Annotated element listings
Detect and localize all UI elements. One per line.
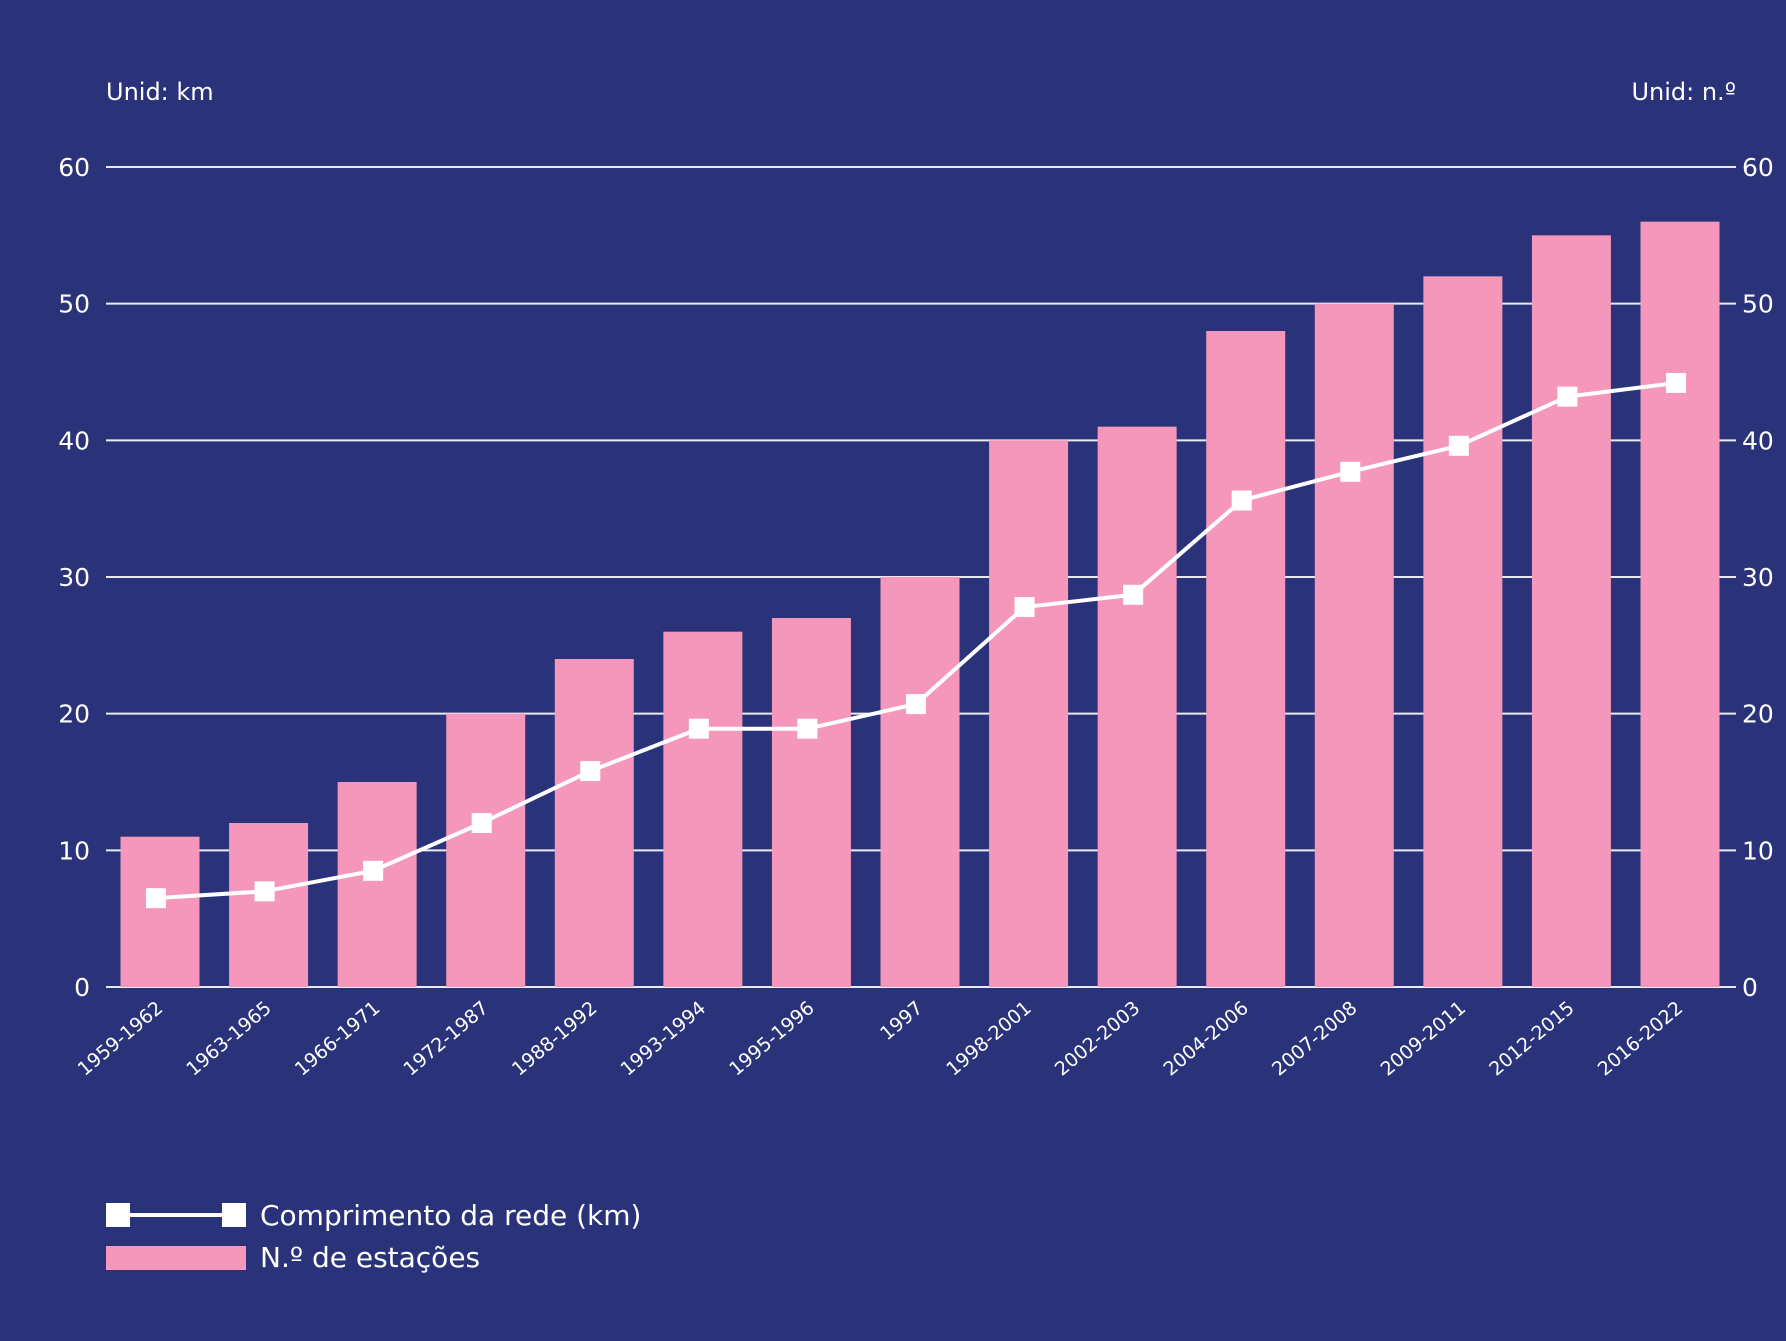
left-tick-label: 50 — [58, 290, 90, 319]
right-axis-unit-label: Unid: n.º — [1631, 78, 1736, 106]
line-series — [146, 372, 1686, 909]
x-tick-label: 1993-1994 — [617, 997, 710, 1080]
right-tick-label: 60 — [1742, 153, 1774, 182]
x-tick-label: 2007-2008 — [1268, 997, 1361, 1080]
bar-1998-2001 — [989, 440, 1069, 987]
bar-1995-1996 — [771, 618, 851, 987]
x-tick-label: 1998-2001 — [942, 997, 1035, 1080]
line-marker-2002-2003 — [1123, 584, 1144, 605]
line-marker-2004-2006 — [1231, 490, 1252, 511]
bar-series — [120, 221, 1720, 988]
right-tick-label: 10 — [1742, 836, 1774, 865]
line-marker-2012-2015 — [1557, 386, 1578, 407]
left-tick-label: 30 — [58, 563, 90, 592]
bar-2002-2003 — [1097, 426, 1177, 988]
x-tick-label: 1959-1962 — [74, 997, 167, 1080]
x-tick-label: 2012-2015 — [1485, 997, 1578, 1080]
line-marker-1995-1996 — [797, 718, 818, 739]
bar-1972-1987 — [446, 713, 526, 987]
bar-2016-2022 — [1640, 221, 1720, 987]
x-tick-label: 1997 — [876, 997, 927, 1045]
legend-bar-swatch — [106, 1246, 246, 1270]
line-marker-1988-1992 — [580, 761, 601, 782]
left-tick-label: 0 — [74, 973, 90, 1002]
line-marker-1972-1987 — [471, 813, 492, 833]
legend-label-bar: N.º de estações — [260, 1241, 480, 1274]
right-tick-label: 40 — [1742, 426, 1774, 455]
bar-1993-1994 — [663, 631, 743, 987]
right-axis-ticks: 0 10 20 30 40 50 60 — [1742, 153, 1774, 1002]
line-marker-2007-2008 — [1340, 461, 1361, 482]
left-tick-label: 60 — [58, 153, 90, 182]
x-tick-label: 1966-1971 — [291, 997, 384, 1080]
left-axis-ticks: 0 10 20 30 40 50 60 — [58, 153, 90, 1002]
x-tick-label: 2004-2006 — [1159, 997, 1252, 1080]
bar-1988-1992 — [554, 659, 634, 987]
bar-2007-2008 — [1314, 303, 1394, 988]
legend: Comprimento da rede (km) N.º de estações — [106, 1199, 641, 1274]
left-tick-label: 10 — [58, 836, 90, 865]
line-marker-1998-2001 — [1014, 597, 1035, 618]
x-tick-label: 1963-1965 — [182, 997, 275, 1080]
x-tick-label: 1995-1996 — [725, 997, 818, 1080]
legend-label-line: Comprimento da rede (km) — [260, 1199, 641, 1232]
x-tick-label: 2002-2003 — [1051, 997, 1144, 1080]
right-tick-label: 30 — [1742, 563, 1774, 592]
line-marker-2016-2022 — [1666, 372, 1686, 393]
legend-line-swatch — [106, 1203, 246, 1227]
line-marker-1997 — [906, 694, 926, 715]
x-tick-label: 2009-2011 — [1377, 997, 1470, 1080]
bar-2012-2015 — [1531, 235, 1611, 988]
line-marker-1966-1971 — [363, 860, 384, 881]
line-marker-2009-2011 — [1448, 435, 1469, 456]
x-axis-ticks: 1959-1962 1963-1965 1966-1971 1972-1987 1988… — [74, 997, 1687, 1080]
right-tick-label: 20 — [1742, 700, 1774, 729]
line-marker-1959-1962 — [146, 888, 166, 909]
x-tick-label: 1988-1992 — [508, 997, 601, 1080]
line-marker-1993-1994 — [688, 718, 709, 739]
left-axis-unit-label: Unid: km — [106, 78, 214, 106]
bar-1997 — [880, 577, 960, 987]
bar-1966-1971 — [337, 782, 417, 987]
right-tick-label: 50 — [1742, 290, 1774, 319]
bar-2009-2011 — [1423, 276, 1503, 987]
line-marker-1963-1965 — [254, 881, 275, 902]
left-tick-label: 40 — [58, 426, 90, 455]
x-tick-label: 2016-2022 — [1594, 997, 1687, 1080]
bar-2004-2006 — [1206, 331, 1286, 987]
x-tick-label: 1972-1987 — [399, 997, 492, 1080]
bar-1963-1965 — [229, 823, 309, 987]
left-tick-label: 20 — [58, 700, 90, 729]
right-tick-label: 0 — [1742, 973, 1758, 1002]
bar-1959-1962 — [120, 836, 200, 987]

■ **DIRECTIVE**
In the material, take the lines starting at "left-tick-label: 50 — [58, 290, 90, 319]" and ending at "line-marker-2004-2006 — [1231, 490, 1252, 511]", and replace "x-tick-label" with "category-tick-label" throughout them. Give only those lines, with nothing else changed.

■ **PROBLEM SOLUTION**
left-tick-label: 50 — [58, 290, 90, 319]
right-axis-unit-label: Unid: n.º — [1631, 78, 1736, 106]
line-series — [146, 372, 1686, 909]
category-tick-label: 1993-1994 — [617, 997, 710, 1080]
right-tick-label: 60 — [1742, 153, 1774, 182]
category-tick-label: 2007-2008 — [1268, 997, 1361, 1080]
bar-1998-2001 — [989, 440, 1069, 987]
bar-1995-1996 — [771, 618, 851, 987]
category-tick-label: 1998-2001 — [942, 997, 1035, 1080]
line-marker-2002-2003 — [1123, 584, 1144, 605]
line-marker-2004-2006 — [1231, 490, 1252, 511]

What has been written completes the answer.